* Selected text:
Floating point numbers have been with Proton/Positron for many years and one of the reasons why the compiler is so powerful. However floats are not always the most accurate or fastest way of doing calculations.

Some years back I wrote an article describing how integers may replace floats for some calculations. Tim Box helped me with this so that the attached zip is a combined effort by us both. The article, previously published on the old site, will provide you with the essentials of what is happening under the hood of the compiler and perhaps help you make your programs faster or more accurate or maybe even both. The invisible floating point library takes up space despite the apparent simplicity in BASIC, so don't be tricked. All that being said, there are many occasions where floats can provide the best solution. As some say, it's "Horses for courses"
John

top204

#1
An excellent article John.

Many thanks for your support of the compilers over the years. It is always a good feeling to see one's creations being used for practical purposes, and people appreciating what has been created.

Floating Point mathamatics is something that 99% of programmers do not fully understand, and do not understand that it is simply a bit shifting mechanism to compress values. Over the years, the lack of understanding has actually caused aircraft to crash and space craft to miss a planet or actually crash into a planet because of Floating Point values that do not quite fit into the compression, then get rolled over to other calculations that aren't quite right, so the final result is not what it should have been, so the planet is not quite where it should be, or the planet's surface is a bit closer than the calculation said it was. :-)

* Job A: In the forum post on floating point numbers, condense the paragraph beginning "Some years back I wrote an article" into a short bulleted list that keeps its main facts.
* Job B: Extend the forum post on floating point numbers with a few more sentences, picking up right after the remark about the planet's surface being closer than calculated.
The listing that follows comes from a different source than the floating point text.

* Data provided:
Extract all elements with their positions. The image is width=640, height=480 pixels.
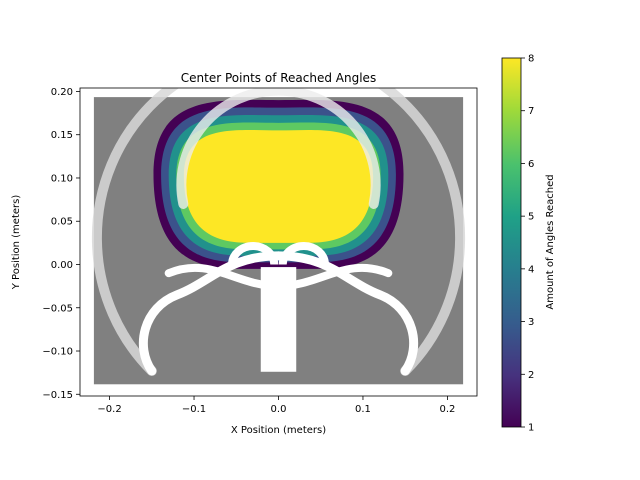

* Exercise answer A:
- The writer once wrote an article on using integers in place of floats for some calculations.
- Tim Box helped, so the attached zip is a joint effort.
- The article, first published on the old site, explains what happens under the hood of the compiler and may help make programs faster, more accurate or both.
- The hidden floating point library takes up space, even though the BASIC looks simple.
- Floats are still the best solution on many occasions: "Horses for courses."

* Exercise answer B:
normnet

Is their a way to do integer math for Sin and Cos to include the decimal places?

John Drew

#3
Thanks for your comments Les.
@Norm, there are some approximate ways.
Here's a simple way to calculate the sine very approximately using integers.

Sine X = 4 X (180 -X) / (40500-X(180-X))

X is an integer.

All the Xs are the value not a multiply symbol, I'm sure you worked that out.

The final division of the top line  will need to be done with a float because it will be less than one.

This method is far less accurate than using the inbuilt sine function in Proton.

As an experiment I used 10 degrees and it came up with 0.1752 whereas it's closer to 0.1736 in real life.

All the same it's an interesting experiment. To do it properly it has to be done with high accuracy floats.

Substituting 10 deg for X the calculation looks like this:
40 times 170 = 6800
40500 - 1700 = 38800
6800÷38800=0.175257

I'm doing this on my phone watching tellie with my wife. I look up every now and then to ask "What did he say". You can guess the answer I get :)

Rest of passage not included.